Find each line containing the word "Type" and report how many there are. Add nothing else.

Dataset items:
■ ■ ■ ■
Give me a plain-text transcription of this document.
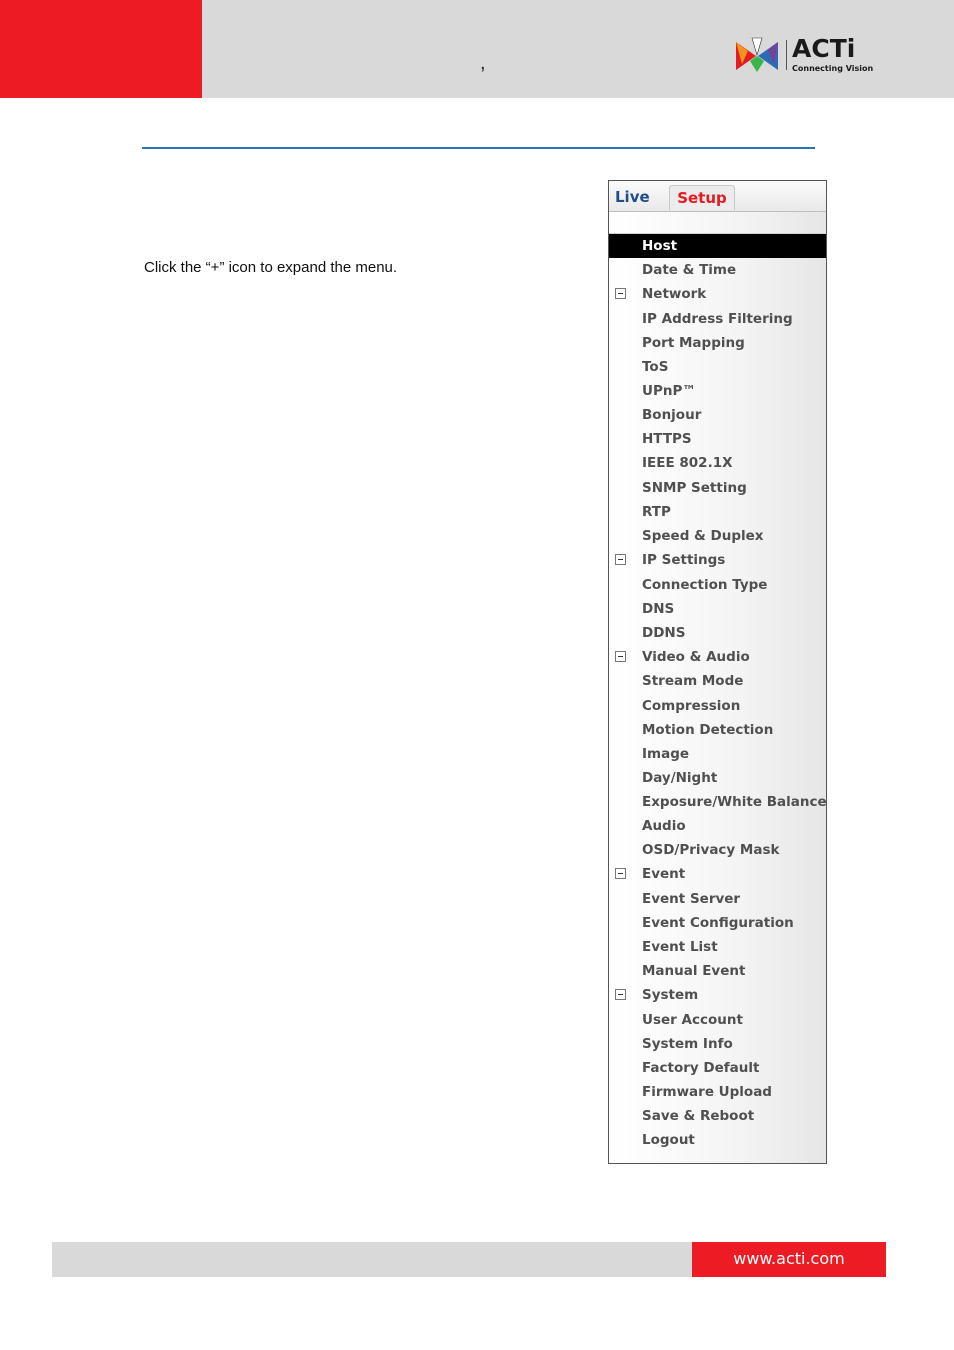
,	ACTi
Connecting Vision
Click the “+” icon to expand the menu.
Live	Setup
Host
Date & Time
Network
IP Address Filtering
Port Mapping
ToS
UPnP™
Bonjour
HTTPS
IEEE 802.1X
SNMP Setting
RTP
Speed & Duplex
IP Settings
Connection Type
DNS
DDNS
Video & Audio
Stream Mode
Compression
Motion Detection
Image
Day/Night
Exposure/White Balance
Audio
OSD/Privacy Mask
Event
Event Server
Event Configuration
Event List
Manual Event
System
User Account
System Info
Factory Default
Firmware Upload
Save & Reboot
Logout
www.acti.com
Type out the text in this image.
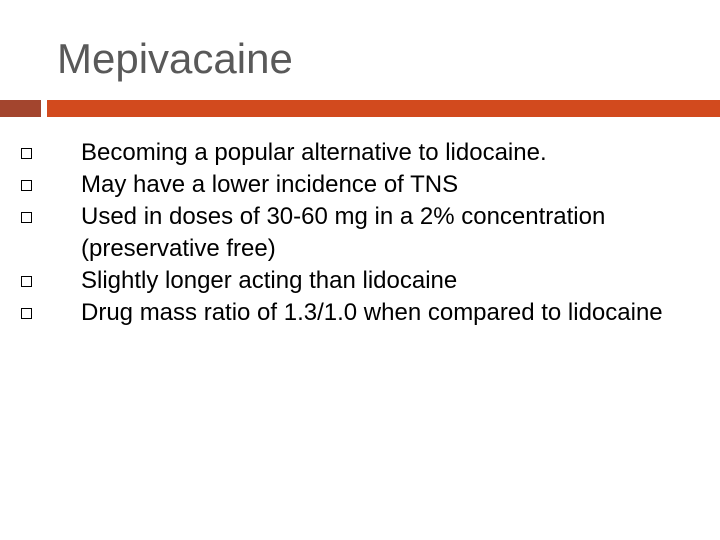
Mepivacaine
Becoming a popular alternative to lidocaine.
May have a lower incidence of TNS
Used in doses of 30-60 mg in a 2% concentration (preservative free)
Slightly longer acting than lidocaine
Drug mass ratio of 1.3/1.0 when compared to lidocaine
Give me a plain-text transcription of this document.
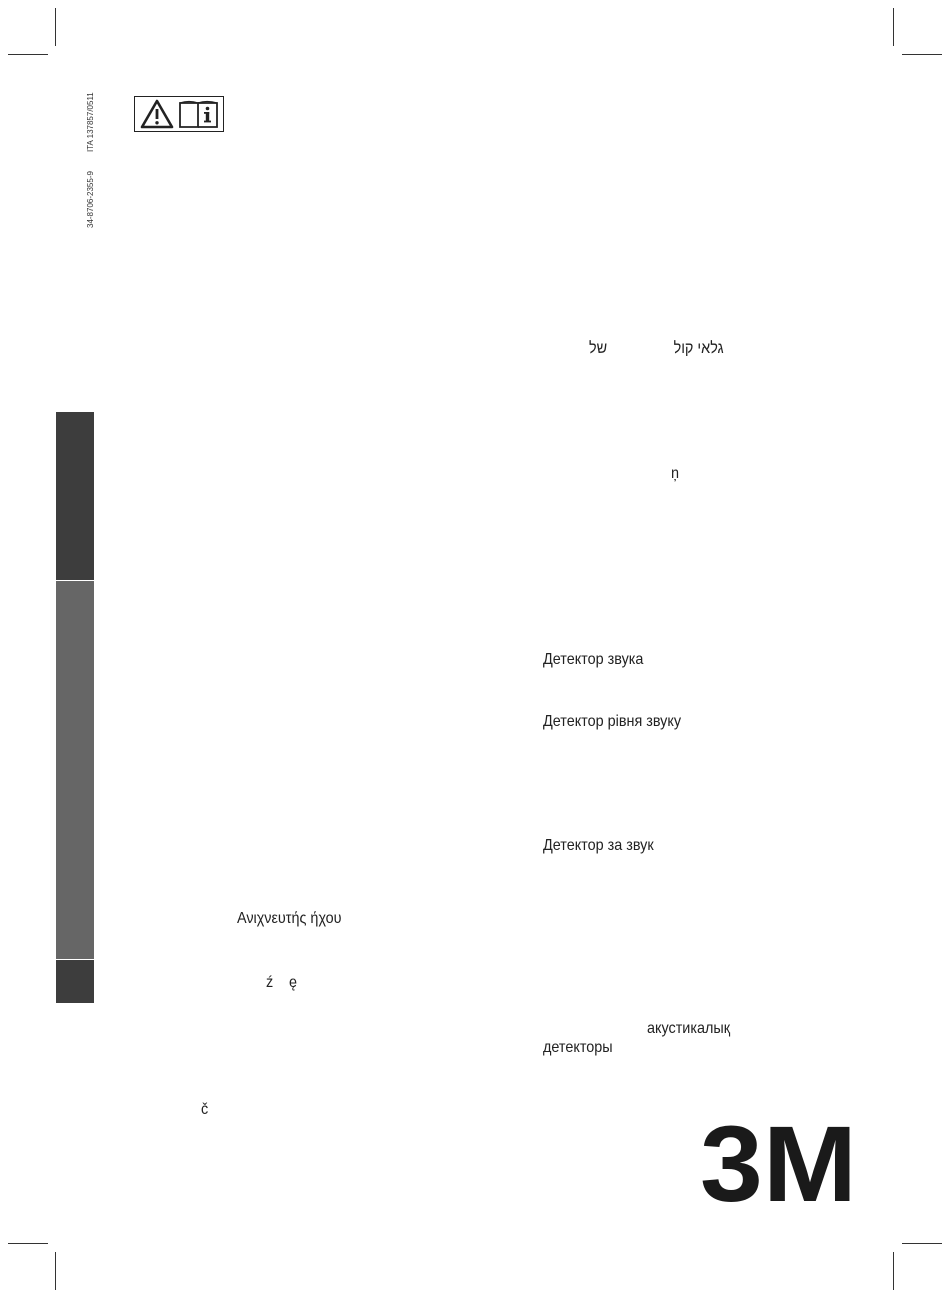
ITA 137857/0511
34-8706-2355-9
Ανιχνευτής ήχου
ź ę
č
גלאי קול
של
ņ
Детектор звука
Детектор рівня звуку
Детектор за звук
акустикалық
детекторы
3M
■ ■ ■ ■
_SOLUTION TO THE PROBLEM_. 2